[Work to be completed]: For the data below, report only the number of lines containing the string "Ledige".
'''
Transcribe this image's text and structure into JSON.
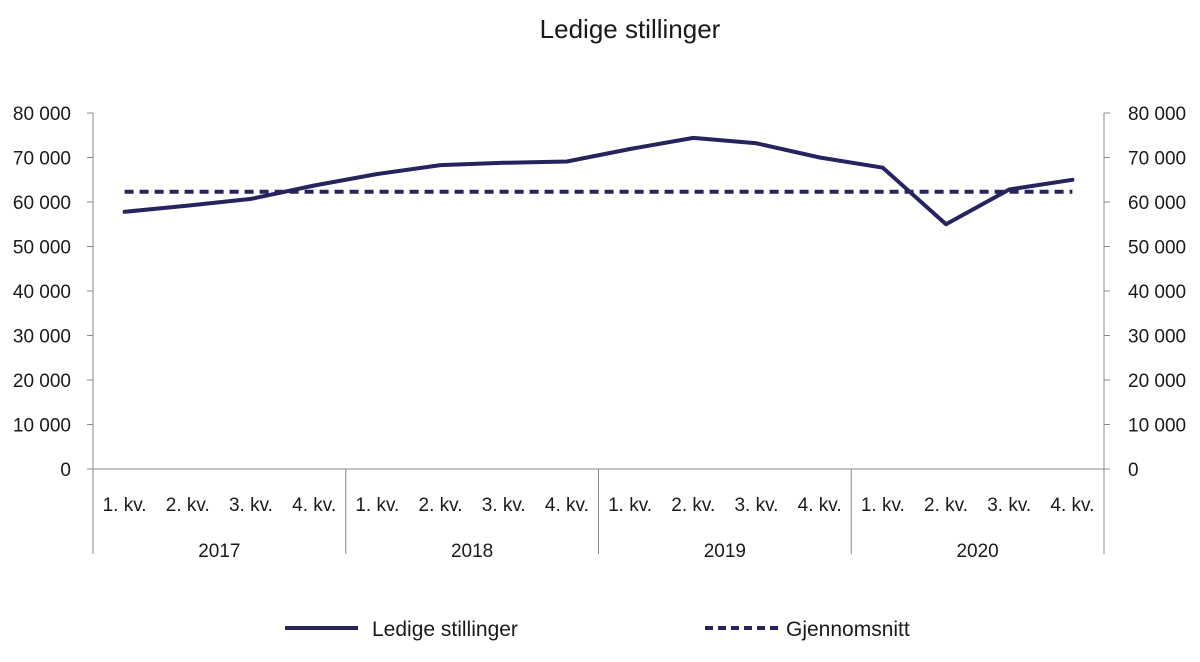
{
  "chart_data": {
    "type": "line",
    "title": "Ledige stillinger",
    "categories": [
      "1. kv.",
      "2. kv.",
      "3. kv.",
      "4. kv.",
      "1. kv.",
      "2. kv.",
      "3. kv.",
      "4. kv.",
      "1. kv.",
      "2. kv.",
      "3. kv.",
      "4. kv.",
      "1. kv.",
      "2. kv.",
      "3. kv.",
      "4. kv."
    ],
    "groups": [
      "2017",
      "2018",
      "2019",
      "2020"
    ],
    "series": [
      {
        "name": "Ledige stillinger",
        "style": "solid",
        "values": [
          57800,
          59200,
          60700,
          63700,
          66300,
          68300,
          68800,
          69100,
          71900,
          74400,
          73200,
          70000,
          67700,
          55000,
          62800,
          65000
        ]
      },
      {
        "name": "Gjennomsnitt",
        "style": "dashed",
        "values": [
          62300,
          62300,
          62300,
          62300,
          62300,
          62300,
          62300,
          62300,
          62300,
          62300,
          62300,
          62300,
          62300,
          62300,
          62300,
          62300
        ]
      }
    ],
    "ylim": [
      0,
      80000
    ],
    "yticks": [
      "0",
      "10 000",
      "20 000",
      "30 000",
      "40 000",
      "50 000",
      "60 000",
      "70 000",
      "80 000"
    ],
    "y2ticks": [
      "0",
      "10 000",
      "20 000",
      "30 000",
      "40 000",
      "50 000",
      "60 000",
      "70 000",
      "80 000"
    ],
    "grid": false,
    "legend_position": "bottom",
    "colors": {
      "series": "#26235e",
      "axis": "#888888"
    }
  }
}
'''
[Result]: 2